(Collected data entries)
<<<<

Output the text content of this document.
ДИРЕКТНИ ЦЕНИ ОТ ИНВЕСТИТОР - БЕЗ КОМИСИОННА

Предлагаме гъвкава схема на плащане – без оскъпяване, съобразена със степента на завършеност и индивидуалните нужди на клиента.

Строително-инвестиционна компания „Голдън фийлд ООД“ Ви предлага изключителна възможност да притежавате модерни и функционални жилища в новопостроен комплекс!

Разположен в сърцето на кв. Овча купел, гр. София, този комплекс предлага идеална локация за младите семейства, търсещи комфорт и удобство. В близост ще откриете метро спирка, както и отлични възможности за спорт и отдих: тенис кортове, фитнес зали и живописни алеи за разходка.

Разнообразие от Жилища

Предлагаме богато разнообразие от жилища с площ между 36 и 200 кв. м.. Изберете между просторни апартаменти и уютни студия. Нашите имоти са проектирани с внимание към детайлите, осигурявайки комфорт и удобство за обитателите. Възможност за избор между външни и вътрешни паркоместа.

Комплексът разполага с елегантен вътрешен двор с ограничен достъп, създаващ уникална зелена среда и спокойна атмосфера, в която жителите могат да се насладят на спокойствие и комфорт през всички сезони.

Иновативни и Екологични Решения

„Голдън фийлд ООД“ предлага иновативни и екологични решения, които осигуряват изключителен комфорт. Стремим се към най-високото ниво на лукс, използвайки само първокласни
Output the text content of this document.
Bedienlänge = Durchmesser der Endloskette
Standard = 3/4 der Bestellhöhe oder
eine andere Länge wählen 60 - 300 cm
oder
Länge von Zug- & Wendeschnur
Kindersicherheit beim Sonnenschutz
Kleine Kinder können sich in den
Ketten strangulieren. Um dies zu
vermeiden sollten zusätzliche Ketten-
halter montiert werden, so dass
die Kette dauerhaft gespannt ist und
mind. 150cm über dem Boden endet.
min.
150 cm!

>>>>

■ **STATED GOAL**: Above are some records. Print them all exactly.

■ **WORKED ANSWER**:
Output the text content of this document.
ДИРЕКТНИ ЦЕНИ ОТ ИНВЕСТИТОР - БЕЗ КОМИСИОННА

Предлагаме гъвкава схема на плащане – без оскъпяване, съобразена със степента на завършеност и индивидуалните нужди на клиента.

Строително-инвестиционна компания „Голдън фийлд ООД“ Ви предлага изключителна възможност да притежавате модерни и функционални жилища в новопостроен комплекс!

Разположен в сърцето на кв. Овча купел, гр. София, този комплекс предлага идеална локация за младите семейства, търсещи комфорт и удобство. В близост ще откриете метро спирка, както и отлични възможности за спорт и отдих: тенис кортове, фитнес зали и живописни алеи за разходка.

Разнообразие от Жилища

Предлагаме богато разнообразие от жилища с площ между 36 и 200 кв. м.. Изберете между просторни апартаменти и уютни студия. Нашите имоти са проектирани с внимание към детайлите, осигурявайки комфорт и удобство за обитателите. Възможност за избор между външни и вътрешни паркоместа.

Комплексът разполага с елегантен вътрешен двор с ограничен достъп, създаващ уникална зелена среда и спокойна атмосфера, в която жителите могат да се насладят на спокойствие и комфорт през всички сезони.

Иновативни и Екологични Решения

„Голдън фийлд ООД“ предлага иновативни и екологични решения, които осигуряват изключителен комфорт. Стремим се към най-високото ниво на лукс, използвайки само първокласни
Output the text content of this document.
Bedienlänge = Durchmesser der Endloskette
Standard = 3/4 der Bestellhöhe oder
eine andere Länge wählen 60 - 300 cm
oder
Länge von Zug- & Wendeschnur
Kindersicherheit beim Sonnenschutz
Kleine Kinder können sich in den
Ketten strangulieren. Um dies zu
vermeiden sollten zusätzliche Ketten-
halter montiert werden, so dass
die Kette dauerhaft gespannt ist und
mind. 150cm über dem Boden endet.
min.
150 cm!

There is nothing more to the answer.